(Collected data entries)
>>>

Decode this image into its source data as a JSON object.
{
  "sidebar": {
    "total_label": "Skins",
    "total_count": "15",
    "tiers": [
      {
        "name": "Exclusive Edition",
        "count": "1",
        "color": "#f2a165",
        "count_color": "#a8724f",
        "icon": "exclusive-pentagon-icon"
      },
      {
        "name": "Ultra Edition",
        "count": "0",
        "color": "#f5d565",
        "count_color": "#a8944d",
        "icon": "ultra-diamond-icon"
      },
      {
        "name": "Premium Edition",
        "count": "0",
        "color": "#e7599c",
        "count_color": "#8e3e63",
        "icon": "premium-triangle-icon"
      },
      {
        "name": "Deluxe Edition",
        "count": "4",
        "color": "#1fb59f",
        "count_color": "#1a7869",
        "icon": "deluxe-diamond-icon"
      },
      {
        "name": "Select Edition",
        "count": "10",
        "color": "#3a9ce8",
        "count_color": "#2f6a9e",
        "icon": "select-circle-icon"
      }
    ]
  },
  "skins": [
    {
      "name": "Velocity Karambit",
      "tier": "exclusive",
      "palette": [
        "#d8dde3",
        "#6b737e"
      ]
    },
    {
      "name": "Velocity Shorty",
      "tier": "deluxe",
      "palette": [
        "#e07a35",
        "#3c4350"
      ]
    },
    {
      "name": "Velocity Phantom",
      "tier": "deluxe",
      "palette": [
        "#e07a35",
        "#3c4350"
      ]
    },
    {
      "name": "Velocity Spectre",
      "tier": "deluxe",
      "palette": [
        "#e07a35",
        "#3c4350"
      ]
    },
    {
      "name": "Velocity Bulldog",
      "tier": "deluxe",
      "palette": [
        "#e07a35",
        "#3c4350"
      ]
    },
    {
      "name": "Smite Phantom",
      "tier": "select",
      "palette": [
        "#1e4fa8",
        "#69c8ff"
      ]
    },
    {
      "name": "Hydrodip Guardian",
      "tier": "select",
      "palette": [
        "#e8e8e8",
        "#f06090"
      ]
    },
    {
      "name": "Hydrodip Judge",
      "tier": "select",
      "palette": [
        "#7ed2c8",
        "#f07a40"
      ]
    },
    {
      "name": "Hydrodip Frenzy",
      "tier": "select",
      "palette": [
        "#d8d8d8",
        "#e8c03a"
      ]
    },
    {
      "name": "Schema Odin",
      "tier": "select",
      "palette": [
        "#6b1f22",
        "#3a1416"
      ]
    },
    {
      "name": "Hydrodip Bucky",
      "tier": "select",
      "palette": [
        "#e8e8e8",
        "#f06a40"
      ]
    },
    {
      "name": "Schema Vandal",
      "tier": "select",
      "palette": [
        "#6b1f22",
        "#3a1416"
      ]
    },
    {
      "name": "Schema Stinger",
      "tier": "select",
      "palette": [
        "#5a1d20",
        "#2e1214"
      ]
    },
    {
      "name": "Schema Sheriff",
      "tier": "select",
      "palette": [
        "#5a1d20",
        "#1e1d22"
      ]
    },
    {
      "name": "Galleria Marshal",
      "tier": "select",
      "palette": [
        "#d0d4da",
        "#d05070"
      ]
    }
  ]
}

<<<

TASK
All the data must be duplicated exactly, with nothing added or removed.

FULL SOLUTION
Decode this image into its source data as a JSON object.
{
  "sidebar": {
    "total_label": "Skins",
    "total_count": "15",
    "tiers": [
      {
        "name": "Exclusive Edition",
        "count": "1",
        "color": "#f2a165",
        "count_color": "#a8724f",
        "icon": "exclusive-pentagon-icon"
      },
      {
        "name": "Ultra Edition",
        "count": "0",
        "color": "#f5d565",
        "count_color": "#a8944d",
        "icon": "ultra-diamond-icon"
      },
      {
        "name": "Premium Edition",
        "count": "0",
        "color": "#e7599c",
        "count_color": "#8e3e63",
        "icon": "premium-triangle-icon"
      },
      {
        "name": "Deluxe Edition",
        "count": "4",
        "color": "#1fb59f",
        "count_color": "#1a7869",
        "icon": "deluxe-diamond-icon"
      },
      {
        "name": "Select Edition",
        "count": "10",
        "color": "#3a9ce8",
        "count_color": "#2f6a9e",
        "icon": "select-circle-icon"
      }
    ]
  },
  "skins": [
    {
      "name": "Velocity Karambit",
      "tier": "exclusive",
      "palette": [
        "#d8dde3",
        "#6b737e"
      ]
    },
    {
      "name": "Velocity Shorty",
      "tier": "deluxe",
      "palette": [
        "#e07a35",
        "#3c4350"
      ]
    },
    {
      "name": "Velocity Phantom",
      "tier": "deluxe",
      "palette": [
        "#e07a35",
        "#3c4350"
      ]
    },
    {
      "name": "Velocity Spectre",
      "tier": "deluxe",
      "palette": [
        "#e07a35",
        "#3c4350"
      ]
    },
    {
      "name": "Velocity Bulldog",
      "tier": "deluxe",
      "palette": [
        "#e07a35",
        "#3c4350"
      ]
    },
    {
      "name": "Smite Phantom",
      "tier": "select",
      "palette": [
        "#1e4fa8",
        "#69c8ff"
      ]
    },
    {
      "name": "Hydrodip Guardian",
      "tier": "select",
      "palette": [
        "#e8e8e8",
        "#f06090"
      ]
    },
    {
      "name": "Hydrodip Judge",
      "tier": "select",
      "palette": [
        "#7ed2c8",
        "#f07a40"
      ]
    },
    {
      "name": "Hydrodip Frenzy",
      "tier": "select",
      "palette": [
        "#d8d8d8",
        "#e8c03a"
      ]
    },
    {
      "name": "Schema Odin",
      "tier": "select",
      "palette": [
        "#6b1f22",
        "#3a1416"
      ]
    },
    {
      "name": "Hydrodip Bucky",
      "tier": "select",
      "palette": [
        "#e8e8e8",
        "#f06a40"
      ]
    },
    {
      "name": "Schema Vandal",
      "tier": "select",
      "palette": [
        "#6b1f22",
        "#3a1416"
      ]
    },
    {
      "name": "Schema Stinger",
      "tier": "select",
      "palette": [
        "#5a1d20",
        "#2e1214"
      ]
    },
    {
      "name": "Schema Sheriff",
      "tier": "select",
      "palette": [
        "#5a1d20",
        "#1e1d22"
      ]
    },
    {
      "name": "Galleria Marshal",
      "tier": "select",
      "palette": [
        "#d0d4da",
        "#d05070"
      ]
    }
  ]
}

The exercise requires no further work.